STATED EXERCISE ::
Below are the records. Gather each line that holds "this".
%%
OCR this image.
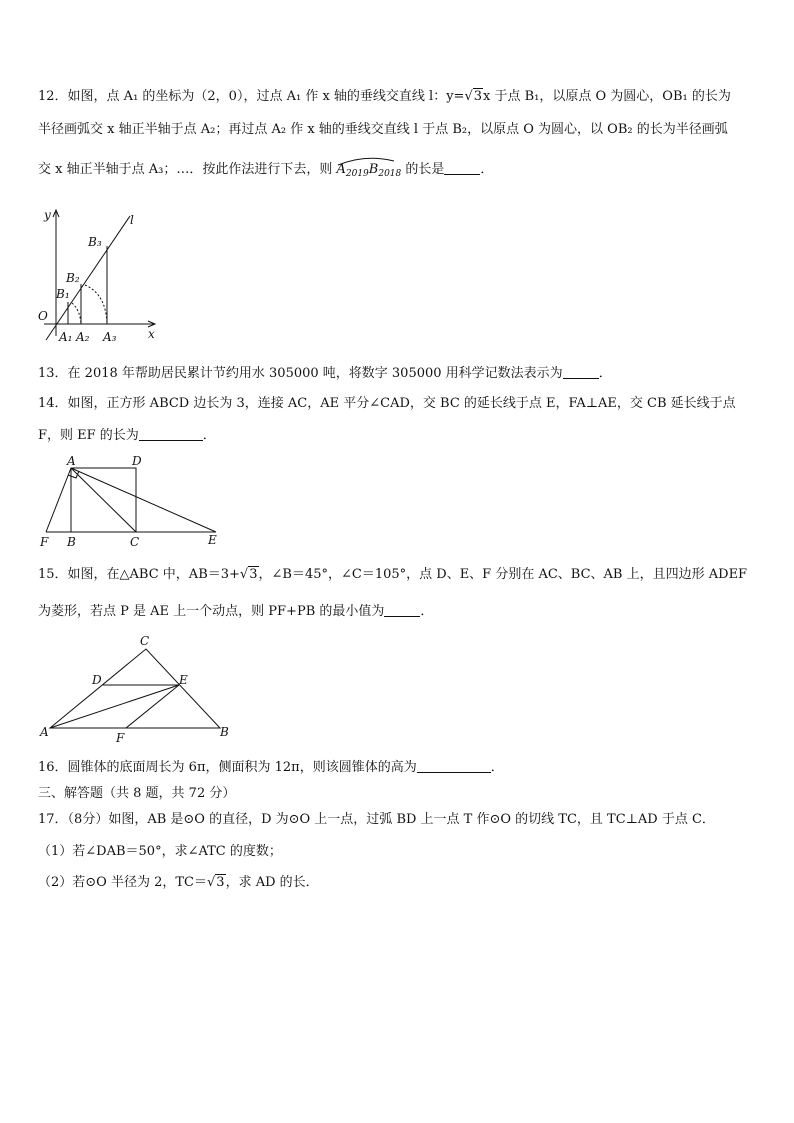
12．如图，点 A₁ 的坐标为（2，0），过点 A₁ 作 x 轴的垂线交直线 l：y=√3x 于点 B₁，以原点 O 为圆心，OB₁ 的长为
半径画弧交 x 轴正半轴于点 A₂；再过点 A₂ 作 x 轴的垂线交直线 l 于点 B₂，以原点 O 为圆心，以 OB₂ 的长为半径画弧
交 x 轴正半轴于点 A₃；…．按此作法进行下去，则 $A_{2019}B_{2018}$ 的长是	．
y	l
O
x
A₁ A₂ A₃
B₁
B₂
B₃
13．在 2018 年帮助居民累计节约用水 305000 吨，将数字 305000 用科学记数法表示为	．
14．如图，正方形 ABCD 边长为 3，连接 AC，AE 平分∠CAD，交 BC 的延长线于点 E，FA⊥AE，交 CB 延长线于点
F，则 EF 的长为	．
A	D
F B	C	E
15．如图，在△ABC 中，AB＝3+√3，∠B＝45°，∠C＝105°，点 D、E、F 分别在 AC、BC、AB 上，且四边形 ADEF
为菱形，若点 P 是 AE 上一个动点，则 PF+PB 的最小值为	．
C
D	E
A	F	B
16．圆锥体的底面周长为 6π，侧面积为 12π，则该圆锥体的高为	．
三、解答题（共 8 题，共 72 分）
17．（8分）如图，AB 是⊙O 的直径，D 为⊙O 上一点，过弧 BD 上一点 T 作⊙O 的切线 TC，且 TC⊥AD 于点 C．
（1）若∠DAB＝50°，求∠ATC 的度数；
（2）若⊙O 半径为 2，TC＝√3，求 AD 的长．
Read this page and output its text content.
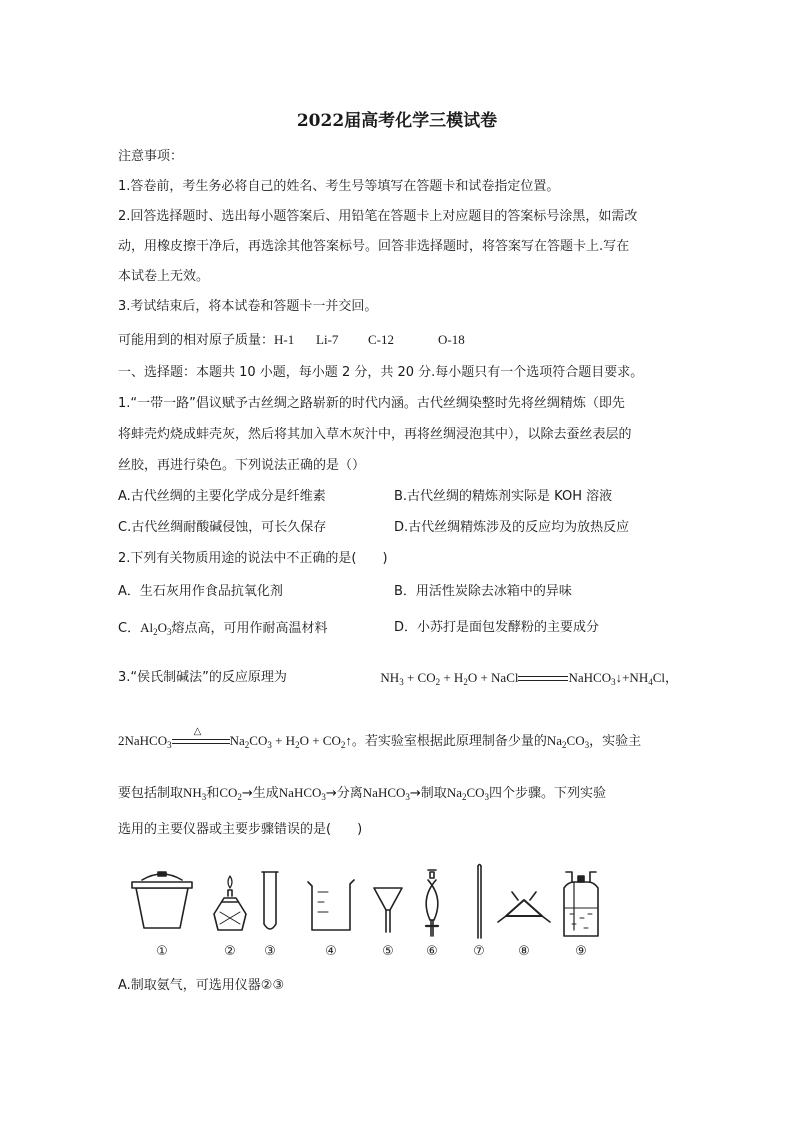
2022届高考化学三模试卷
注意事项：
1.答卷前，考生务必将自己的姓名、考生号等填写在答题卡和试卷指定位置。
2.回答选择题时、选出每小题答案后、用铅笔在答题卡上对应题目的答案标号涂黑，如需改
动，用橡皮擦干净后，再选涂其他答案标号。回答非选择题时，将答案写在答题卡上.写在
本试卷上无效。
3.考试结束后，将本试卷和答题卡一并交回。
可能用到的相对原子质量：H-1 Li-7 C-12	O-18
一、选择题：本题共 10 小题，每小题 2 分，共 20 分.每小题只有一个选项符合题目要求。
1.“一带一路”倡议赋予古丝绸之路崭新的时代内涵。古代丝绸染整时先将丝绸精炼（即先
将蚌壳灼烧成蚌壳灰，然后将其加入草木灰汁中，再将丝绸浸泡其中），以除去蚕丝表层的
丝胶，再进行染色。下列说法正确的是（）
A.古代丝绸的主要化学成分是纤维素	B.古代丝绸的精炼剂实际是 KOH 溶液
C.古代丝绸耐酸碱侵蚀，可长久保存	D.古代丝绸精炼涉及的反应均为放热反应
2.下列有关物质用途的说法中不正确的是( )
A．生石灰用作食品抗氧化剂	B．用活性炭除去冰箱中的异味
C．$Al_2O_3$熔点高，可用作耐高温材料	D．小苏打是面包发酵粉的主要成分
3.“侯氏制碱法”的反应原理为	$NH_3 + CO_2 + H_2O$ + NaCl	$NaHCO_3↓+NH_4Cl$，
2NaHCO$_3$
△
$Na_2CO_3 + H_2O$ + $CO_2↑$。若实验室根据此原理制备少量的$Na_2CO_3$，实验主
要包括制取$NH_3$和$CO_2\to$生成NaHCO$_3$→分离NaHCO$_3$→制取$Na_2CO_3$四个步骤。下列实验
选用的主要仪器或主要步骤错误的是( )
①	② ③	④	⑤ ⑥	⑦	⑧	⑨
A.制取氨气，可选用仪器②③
%%
CORRECT ANSWER ::
OCR this image.
Read this page and output its text content.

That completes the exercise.